Problem statement: Will you give every entry again exactly as it stands?

= = = = =

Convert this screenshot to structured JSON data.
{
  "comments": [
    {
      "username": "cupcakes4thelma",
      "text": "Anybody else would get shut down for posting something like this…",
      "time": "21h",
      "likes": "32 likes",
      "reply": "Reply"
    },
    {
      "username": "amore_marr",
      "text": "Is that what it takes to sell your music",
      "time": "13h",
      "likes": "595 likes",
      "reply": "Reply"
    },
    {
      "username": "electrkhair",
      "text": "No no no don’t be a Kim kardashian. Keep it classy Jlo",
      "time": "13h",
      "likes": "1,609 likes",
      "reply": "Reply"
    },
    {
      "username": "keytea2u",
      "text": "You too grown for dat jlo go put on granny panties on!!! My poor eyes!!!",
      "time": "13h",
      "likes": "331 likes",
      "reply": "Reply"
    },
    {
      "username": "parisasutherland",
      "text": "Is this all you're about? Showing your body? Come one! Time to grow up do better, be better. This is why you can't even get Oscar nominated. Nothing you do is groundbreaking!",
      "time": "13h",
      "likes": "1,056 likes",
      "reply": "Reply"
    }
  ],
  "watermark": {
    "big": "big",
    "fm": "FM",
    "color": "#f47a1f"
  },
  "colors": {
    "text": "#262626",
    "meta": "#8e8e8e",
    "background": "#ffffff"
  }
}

= = = = =

Finished answer:
Convert this screenshot to structured JSON data.
{
  "comments": [
    {
      "username": "cupcakes4thelma",
      "text": "Anybody else would get shut down for posting something like this…",
      "time": "21h",
      "likes": "32 likes",
      "reply": "Reply"
    },
    {
      "username": "amore_marr",
      "text": "Is that what it takes to sell your music",
      "time": "13h",
      "likes": "595 likes",
      "reply": "Reply"
    },
    {
      "username": "electrkhair",
      "text": "No no no don’t be a Kim kardashian. Keep it classy Jlo",
      "time": "13h",
      "likes": "1,609 likes",
      "reply": "Reply"
    },
    {
      "username": "keytea2u",
      "text": "You too grown for dat jlo go put on granny panties on!!! My poor eyes!!!",
      "time": "13h",
      "likes": "331 likes",
      "reply": "Reply"
    },
    {
      "username": "parisasutherland",
      "text": "Is this all you're about? Showing your body? Come one! Time to grow up do better, be better. This is why you can't even get Oscar nominated. Nothing you do is groundbreaking!",
      "time": "13h",
      "likes": "1,056 likes",
      "reply": "Reply"
    }
  ],
  "watermark": {
    "big": "big",
    "fm": "FM",
    "color": "#f47a1f"
  },
  "colors": {
    "text": "#262626",
    "meta": "#8e8e8e",
    "background": "#ffffff"
  }
}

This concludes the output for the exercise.